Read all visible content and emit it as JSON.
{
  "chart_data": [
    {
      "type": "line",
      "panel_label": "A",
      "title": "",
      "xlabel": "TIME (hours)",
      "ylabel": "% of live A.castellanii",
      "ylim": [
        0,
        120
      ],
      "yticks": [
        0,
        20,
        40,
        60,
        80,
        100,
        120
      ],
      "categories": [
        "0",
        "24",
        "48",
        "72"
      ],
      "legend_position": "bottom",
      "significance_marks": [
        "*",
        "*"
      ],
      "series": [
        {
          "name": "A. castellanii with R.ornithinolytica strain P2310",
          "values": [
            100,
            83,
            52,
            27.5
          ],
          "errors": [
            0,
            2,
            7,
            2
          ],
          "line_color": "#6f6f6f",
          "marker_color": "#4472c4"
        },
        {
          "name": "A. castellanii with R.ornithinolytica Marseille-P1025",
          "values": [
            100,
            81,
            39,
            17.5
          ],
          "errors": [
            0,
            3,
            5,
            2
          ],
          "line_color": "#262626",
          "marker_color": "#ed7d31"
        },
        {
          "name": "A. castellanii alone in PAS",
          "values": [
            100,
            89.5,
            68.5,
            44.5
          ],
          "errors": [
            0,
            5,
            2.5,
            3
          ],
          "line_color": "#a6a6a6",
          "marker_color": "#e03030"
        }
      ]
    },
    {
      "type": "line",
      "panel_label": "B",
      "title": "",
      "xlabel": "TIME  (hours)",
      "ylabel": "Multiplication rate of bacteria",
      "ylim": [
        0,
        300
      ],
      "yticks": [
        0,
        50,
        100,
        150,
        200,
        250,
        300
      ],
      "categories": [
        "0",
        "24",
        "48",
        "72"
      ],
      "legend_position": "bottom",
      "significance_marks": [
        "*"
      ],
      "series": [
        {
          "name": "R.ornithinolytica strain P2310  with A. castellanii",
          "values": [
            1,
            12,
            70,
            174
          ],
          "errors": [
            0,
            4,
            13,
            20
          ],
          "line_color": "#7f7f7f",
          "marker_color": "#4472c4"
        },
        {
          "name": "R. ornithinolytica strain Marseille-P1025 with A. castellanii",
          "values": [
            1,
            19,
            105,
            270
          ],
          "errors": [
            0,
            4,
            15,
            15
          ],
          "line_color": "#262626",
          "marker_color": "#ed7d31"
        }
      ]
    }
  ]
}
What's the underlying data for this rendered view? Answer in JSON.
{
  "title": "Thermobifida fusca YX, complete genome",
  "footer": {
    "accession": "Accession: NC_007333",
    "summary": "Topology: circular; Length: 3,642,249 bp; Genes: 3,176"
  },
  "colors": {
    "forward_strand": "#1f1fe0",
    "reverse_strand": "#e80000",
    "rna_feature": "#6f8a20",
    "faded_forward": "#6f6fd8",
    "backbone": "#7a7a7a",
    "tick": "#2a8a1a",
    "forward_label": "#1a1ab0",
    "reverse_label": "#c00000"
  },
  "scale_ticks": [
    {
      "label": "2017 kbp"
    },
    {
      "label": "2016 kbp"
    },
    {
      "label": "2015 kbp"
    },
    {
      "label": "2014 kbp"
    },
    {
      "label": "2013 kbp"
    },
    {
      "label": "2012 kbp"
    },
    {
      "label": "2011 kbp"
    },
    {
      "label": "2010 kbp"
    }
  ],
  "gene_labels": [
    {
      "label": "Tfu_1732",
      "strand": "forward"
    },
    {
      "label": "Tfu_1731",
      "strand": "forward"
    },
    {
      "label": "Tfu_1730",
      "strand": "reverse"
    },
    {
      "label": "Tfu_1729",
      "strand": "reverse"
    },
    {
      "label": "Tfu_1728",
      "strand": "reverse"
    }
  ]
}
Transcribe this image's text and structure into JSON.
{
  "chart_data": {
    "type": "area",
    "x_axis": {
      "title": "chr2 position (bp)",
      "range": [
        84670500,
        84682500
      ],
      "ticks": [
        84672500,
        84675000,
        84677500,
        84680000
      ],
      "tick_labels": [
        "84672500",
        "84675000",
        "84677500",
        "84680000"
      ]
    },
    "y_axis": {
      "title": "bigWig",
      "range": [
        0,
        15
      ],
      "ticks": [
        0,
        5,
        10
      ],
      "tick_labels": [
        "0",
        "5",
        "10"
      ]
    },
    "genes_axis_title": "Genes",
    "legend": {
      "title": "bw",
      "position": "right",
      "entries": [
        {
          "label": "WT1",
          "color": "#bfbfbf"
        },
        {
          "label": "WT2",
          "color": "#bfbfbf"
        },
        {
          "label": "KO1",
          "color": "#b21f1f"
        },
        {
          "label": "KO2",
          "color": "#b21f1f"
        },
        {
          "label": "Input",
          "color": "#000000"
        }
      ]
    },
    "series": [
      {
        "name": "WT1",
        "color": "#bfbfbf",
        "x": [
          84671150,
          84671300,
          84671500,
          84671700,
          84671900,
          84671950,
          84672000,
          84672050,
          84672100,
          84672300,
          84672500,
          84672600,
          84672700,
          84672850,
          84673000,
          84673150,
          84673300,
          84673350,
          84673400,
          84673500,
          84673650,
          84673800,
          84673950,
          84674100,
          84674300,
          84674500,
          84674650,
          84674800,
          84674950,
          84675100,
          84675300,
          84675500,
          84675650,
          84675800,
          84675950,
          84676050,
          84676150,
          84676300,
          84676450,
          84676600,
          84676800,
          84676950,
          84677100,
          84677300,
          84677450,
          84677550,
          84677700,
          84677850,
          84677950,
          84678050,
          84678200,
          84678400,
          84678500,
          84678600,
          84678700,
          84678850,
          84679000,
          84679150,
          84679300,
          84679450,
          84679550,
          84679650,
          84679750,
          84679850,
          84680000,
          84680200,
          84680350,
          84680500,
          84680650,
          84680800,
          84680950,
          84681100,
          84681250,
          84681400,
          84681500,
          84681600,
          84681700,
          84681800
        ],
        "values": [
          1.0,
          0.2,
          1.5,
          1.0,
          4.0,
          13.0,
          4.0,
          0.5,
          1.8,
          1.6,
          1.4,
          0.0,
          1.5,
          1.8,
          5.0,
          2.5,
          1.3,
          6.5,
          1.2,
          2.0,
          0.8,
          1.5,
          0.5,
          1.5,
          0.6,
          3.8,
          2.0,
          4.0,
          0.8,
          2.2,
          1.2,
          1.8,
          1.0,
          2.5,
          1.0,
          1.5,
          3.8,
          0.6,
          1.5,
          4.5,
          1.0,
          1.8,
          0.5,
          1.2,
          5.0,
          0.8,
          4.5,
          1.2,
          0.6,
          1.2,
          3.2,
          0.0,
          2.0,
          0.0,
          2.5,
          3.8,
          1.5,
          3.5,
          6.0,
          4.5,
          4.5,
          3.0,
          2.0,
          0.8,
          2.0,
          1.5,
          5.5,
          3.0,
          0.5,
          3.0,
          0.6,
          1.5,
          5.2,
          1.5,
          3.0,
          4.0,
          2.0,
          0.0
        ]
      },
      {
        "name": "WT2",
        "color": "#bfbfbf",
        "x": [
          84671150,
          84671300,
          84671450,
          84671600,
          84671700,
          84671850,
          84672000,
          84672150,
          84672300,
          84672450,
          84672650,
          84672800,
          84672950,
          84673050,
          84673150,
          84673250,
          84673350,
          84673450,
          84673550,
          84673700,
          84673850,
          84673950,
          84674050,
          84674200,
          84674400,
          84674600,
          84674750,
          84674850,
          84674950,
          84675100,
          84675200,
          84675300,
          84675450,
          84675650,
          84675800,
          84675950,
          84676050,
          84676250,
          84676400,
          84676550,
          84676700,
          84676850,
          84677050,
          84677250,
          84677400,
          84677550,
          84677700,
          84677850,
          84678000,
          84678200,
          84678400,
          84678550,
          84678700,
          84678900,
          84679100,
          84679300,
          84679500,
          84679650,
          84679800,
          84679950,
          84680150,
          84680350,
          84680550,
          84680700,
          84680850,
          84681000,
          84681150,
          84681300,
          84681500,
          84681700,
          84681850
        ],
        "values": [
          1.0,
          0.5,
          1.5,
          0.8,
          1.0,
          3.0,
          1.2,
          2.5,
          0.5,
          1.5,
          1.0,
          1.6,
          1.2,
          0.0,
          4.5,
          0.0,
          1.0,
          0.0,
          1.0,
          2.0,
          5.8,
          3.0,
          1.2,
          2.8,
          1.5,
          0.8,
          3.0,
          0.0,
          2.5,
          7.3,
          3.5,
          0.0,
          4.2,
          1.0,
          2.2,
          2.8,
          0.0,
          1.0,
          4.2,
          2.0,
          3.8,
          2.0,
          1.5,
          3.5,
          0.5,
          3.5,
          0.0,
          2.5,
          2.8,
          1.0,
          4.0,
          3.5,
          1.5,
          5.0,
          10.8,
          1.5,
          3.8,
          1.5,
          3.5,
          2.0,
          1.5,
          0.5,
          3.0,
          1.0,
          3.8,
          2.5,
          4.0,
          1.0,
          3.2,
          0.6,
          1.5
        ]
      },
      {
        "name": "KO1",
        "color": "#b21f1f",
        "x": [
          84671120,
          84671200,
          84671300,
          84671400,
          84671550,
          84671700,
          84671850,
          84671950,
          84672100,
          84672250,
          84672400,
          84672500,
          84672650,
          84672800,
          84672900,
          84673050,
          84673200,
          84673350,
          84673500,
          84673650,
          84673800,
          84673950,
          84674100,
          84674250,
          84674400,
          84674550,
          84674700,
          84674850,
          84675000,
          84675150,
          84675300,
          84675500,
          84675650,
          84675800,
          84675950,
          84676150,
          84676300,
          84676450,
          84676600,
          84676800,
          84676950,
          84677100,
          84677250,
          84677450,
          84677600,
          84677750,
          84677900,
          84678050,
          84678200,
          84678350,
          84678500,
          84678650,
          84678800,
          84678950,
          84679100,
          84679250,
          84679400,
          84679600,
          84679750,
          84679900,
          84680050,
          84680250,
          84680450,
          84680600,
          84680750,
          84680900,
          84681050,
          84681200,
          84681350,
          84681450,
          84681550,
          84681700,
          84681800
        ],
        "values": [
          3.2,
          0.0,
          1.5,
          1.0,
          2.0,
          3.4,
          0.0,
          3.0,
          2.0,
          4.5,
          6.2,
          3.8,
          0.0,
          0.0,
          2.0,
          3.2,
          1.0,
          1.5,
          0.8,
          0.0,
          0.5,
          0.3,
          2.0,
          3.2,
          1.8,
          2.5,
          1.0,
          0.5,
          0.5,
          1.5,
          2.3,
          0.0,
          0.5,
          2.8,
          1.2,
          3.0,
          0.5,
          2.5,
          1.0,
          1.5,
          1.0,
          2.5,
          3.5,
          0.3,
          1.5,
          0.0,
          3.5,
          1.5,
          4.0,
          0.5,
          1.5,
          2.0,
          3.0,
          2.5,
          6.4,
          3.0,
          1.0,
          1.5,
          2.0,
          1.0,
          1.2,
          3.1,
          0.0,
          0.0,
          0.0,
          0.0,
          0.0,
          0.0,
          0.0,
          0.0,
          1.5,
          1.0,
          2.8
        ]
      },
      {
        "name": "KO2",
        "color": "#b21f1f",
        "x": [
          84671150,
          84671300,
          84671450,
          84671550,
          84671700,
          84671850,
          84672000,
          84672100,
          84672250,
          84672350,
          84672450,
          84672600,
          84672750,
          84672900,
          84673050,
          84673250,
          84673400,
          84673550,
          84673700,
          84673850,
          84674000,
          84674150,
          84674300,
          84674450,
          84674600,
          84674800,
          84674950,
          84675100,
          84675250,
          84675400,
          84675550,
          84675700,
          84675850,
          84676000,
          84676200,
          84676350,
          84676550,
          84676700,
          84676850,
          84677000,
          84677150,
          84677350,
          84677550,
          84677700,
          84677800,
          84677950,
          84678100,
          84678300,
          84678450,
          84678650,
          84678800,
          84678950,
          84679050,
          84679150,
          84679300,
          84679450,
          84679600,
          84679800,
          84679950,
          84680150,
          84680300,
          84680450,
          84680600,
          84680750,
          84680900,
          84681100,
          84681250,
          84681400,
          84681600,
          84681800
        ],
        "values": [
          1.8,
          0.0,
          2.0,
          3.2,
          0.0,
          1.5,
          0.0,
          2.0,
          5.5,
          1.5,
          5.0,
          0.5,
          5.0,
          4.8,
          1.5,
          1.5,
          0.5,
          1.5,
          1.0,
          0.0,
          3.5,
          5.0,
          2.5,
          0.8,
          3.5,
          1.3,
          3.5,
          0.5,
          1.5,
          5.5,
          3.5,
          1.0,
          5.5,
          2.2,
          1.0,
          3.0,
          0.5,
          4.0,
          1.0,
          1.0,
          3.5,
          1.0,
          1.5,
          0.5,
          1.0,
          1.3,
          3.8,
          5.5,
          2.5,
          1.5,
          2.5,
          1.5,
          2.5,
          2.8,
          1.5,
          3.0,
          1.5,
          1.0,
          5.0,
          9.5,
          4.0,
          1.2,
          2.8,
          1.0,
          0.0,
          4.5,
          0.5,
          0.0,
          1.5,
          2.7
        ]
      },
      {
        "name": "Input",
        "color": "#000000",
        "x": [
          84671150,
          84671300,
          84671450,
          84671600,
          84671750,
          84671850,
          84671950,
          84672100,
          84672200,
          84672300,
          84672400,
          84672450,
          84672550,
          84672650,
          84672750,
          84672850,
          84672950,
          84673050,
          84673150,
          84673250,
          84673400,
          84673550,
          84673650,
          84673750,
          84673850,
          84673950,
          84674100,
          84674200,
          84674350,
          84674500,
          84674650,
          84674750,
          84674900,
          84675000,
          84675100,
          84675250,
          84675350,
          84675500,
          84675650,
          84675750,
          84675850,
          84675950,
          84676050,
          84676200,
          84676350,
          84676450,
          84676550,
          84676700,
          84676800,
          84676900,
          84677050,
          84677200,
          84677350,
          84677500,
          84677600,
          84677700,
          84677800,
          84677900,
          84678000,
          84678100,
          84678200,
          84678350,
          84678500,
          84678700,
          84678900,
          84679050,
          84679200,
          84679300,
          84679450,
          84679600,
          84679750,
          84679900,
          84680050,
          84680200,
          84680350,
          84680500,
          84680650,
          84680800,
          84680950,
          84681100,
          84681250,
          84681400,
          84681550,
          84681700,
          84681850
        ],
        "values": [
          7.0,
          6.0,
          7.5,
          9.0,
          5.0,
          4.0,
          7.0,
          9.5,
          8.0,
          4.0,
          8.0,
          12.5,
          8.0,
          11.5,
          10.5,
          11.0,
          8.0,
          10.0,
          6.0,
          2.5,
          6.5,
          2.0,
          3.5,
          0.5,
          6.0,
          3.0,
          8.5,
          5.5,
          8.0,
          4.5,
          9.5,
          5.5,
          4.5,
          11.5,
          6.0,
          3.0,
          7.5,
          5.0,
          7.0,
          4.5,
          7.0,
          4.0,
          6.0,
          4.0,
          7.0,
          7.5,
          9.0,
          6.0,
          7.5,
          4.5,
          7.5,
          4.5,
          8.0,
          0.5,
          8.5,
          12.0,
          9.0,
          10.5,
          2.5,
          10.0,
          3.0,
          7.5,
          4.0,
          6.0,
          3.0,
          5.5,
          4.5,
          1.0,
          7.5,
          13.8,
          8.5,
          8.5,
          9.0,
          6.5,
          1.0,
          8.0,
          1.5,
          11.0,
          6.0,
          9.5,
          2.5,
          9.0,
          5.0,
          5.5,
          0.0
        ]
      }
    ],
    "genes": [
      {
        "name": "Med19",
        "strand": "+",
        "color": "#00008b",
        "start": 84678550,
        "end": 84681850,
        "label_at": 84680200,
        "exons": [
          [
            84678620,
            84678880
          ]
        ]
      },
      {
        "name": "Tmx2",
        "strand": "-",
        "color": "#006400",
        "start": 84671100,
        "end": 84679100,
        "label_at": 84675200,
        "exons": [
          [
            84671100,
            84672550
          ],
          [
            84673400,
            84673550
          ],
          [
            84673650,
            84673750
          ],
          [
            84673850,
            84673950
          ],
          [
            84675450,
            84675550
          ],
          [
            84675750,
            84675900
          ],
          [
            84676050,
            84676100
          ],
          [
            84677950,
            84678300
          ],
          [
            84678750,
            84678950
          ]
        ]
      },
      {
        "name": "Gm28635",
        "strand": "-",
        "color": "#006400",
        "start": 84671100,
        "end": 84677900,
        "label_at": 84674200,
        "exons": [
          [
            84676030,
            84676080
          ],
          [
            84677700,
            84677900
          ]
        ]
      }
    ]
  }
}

::::

* What needs to be done
All lines holding the word "JSON" must be found in the listing and copied.

* Worked solution
Read all visible content and emit it as JSON.
What's the underlying data for this rendered view? Answer in JSON.
Transcribe this image's text and structure into JSON.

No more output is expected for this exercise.